---------- Quoted passage ----------
The Ratings

The Ratings

The crew of HMAS Castlemaine posing on the foredeck, circa 1943. Note the rig worn by the crew in the tropics. Typically this consisted of khaki shorts and belt, sandals, lanyard and knife (posser's dirk) and cap.

The crew of HMAS Castlemaine posing on the foredeck, circa 1943. Note the rig worn by the crew in the tropics. Typically this consisted of khaki shorts and belt, sandals, lanyard and knife (posser’s dirk) and cap.

The living conditions, like the duties of the crew, were dictated by their rank. Whilst the captain and officers had private accommodation, the ratings had little privacy and slept in either the forward mess decks or outside on the external decking.

The only exception to this was the Chief and Petty Officers, whose mess was directly below the forecastle mess, adjacent to the victualling store and directly above the ship’s magazine.

The crew hailed from across Australia, each ship generally having members of crew from each State. At times vessels might have a higher concentration of men from certain States, depending on the location of their manning station.

On smaller ships, like corvettes, the commanding officer may have known each crewman. This was not the case in the bigger ships like cruisers where the crew numbered seven hundred men.
----------
Problems –
**A.** Reproduce the passage on the ratings, everything from "The living conditions, like" down to "seven hundred men.", and swap "corvettes" for "sloops" wherever it occurs.
**B.** According to the passage on the ratings, why would the commanding officer of a cruiser not have known each crewman?
The records come from a separate source, unrelated to the passage on the ratings.
---------- Record list ----------
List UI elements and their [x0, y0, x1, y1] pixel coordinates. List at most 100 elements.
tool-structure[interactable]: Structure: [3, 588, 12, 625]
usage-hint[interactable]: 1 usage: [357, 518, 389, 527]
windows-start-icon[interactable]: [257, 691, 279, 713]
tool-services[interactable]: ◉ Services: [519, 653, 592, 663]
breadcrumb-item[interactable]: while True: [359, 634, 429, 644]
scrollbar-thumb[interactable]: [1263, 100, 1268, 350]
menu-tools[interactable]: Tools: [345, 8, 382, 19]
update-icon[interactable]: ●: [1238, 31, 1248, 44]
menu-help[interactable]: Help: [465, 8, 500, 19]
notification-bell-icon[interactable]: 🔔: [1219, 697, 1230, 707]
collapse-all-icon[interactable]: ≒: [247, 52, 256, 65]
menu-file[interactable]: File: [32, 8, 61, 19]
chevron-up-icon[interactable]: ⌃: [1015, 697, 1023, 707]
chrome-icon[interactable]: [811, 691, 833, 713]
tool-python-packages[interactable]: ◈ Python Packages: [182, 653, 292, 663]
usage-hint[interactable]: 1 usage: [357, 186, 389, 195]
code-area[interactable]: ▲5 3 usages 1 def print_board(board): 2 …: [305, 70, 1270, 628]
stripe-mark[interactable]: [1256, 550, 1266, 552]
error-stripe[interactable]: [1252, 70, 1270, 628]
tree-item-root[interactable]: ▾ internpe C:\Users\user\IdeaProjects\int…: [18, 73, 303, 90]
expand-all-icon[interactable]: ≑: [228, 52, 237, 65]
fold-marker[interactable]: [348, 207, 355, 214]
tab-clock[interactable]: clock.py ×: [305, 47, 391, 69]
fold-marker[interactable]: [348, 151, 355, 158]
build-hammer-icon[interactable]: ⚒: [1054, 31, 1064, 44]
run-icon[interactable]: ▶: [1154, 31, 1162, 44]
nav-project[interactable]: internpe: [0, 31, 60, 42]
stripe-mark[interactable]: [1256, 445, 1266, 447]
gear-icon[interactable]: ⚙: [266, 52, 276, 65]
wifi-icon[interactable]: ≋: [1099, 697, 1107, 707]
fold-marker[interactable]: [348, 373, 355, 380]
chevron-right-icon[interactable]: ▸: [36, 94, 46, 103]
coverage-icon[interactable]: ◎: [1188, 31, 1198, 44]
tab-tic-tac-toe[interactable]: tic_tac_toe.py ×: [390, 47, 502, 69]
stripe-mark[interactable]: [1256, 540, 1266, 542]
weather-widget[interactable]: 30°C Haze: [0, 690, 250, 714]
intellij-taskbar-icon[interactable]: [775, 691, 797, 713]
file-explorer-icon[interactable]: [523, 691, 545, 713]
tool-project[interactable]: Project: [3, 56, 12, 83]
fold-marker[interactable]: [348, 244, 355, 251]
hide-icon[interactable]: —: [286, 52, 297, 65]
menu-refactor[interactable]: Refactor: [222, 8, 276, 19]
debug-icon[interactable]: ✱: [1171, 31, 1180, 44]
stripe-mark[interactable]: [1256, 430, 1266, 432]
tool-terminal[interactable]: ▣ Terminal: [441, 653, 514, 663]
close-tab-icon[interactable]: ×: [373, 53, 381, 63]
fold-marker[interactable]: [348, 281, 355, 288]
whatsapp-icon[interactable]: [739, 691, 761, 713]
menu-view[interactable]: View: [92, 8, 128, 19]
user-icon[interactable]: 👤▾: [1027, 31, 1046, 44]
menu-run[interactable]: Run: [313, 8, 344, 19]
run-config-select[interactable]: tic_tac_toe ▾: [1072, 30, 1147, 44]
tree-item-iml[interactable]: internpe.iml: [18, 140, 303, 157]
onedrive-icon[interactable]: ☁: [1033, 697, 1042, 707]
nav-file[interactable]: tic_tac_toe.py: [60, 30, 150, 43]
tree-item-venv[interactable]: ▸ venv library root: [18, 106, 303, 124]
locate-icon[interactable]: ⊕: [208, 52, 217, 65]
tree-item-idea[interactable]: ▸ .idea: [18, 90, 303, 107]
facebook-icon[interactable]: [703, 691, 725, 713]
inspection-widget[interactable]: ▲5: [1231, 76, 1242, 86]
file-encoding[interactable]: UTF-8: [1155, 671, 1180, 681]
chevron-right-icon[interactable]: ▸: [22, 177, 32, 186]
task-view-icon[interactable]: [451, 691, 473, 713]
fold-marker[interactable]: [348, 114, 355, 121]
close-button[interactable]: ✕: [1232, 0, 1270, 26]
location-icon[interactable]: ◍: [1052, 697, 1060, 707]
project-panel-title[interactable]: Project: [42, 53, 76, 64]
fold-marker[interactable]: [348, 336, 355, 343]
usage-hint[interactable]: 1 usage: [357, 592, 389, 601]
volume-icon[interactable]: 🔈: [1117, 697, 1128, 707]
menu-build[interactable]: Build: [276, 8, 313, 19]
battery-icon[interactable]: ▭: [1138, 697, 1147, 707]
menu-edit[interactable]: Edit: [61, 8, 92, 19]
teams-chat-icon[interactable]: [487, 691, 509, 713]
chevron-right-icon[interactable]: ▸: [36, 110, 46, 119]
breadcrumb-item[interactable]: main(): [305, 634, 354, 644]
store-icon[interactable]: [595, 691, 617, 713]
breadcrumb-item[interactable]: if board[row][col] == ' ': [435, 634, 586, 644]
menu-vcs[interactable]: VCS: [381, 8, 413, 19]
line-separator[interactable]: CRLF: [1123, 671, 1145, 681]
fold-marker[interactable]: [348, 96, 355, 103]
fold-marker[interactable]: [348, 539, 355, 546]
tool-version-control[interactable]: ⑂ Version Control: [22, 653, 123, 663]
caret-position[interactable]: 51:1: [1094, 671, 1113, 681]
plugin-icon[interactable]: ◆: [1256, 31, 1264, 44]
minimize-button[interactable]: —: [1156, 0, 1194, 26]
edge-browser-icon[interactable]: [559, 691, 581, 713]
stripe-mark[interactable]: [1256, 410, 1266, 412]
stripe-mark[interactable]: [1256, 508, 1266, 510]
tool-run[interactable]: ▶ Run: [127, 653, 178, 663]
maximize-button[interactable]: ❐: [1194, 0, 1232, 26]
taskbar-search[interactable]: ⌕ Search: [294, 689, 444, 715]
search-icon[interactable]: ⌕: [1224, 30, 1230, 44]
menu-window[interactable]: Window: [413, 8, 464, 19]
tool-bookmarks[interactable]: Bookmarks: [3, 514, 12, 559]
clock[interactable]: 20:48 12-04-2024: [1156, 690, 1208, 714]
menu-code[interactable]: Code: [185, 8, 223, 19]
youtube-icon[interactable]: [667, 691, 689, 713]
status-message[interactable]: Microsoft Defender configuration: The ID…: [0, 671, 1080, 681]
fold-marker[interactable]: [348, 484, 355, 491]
----------
Task solutions –
**A.**
The living conditions, like the duties of the crew, were dictated by their rank. Whilst the captain and officers had private accommodation, the ratings had little privacy and slept in either the forward mess decks or outside on the external decking.

The only exception to this was the Chief and Petty Officers, whose mess was directly below the forecastle mess, adjacent to the victualling store and directly above the ship’s magazine.

The crew hailed from across Australia, each ship generally having members of crew from each State. At times vessels might have a higher concentration of men from certain States, depending on the location of their manning station.

On smaller ships, like sloops, the commanding officer may have known each crewman. This was not the case in the bigger ships like cruisers where the crew numbered seven hundred men.

**B.** Cruisers were bigger ships, with crews numbering seven hundred men. On smaller ships such as corvettes, the commanding officer may have known each crewman.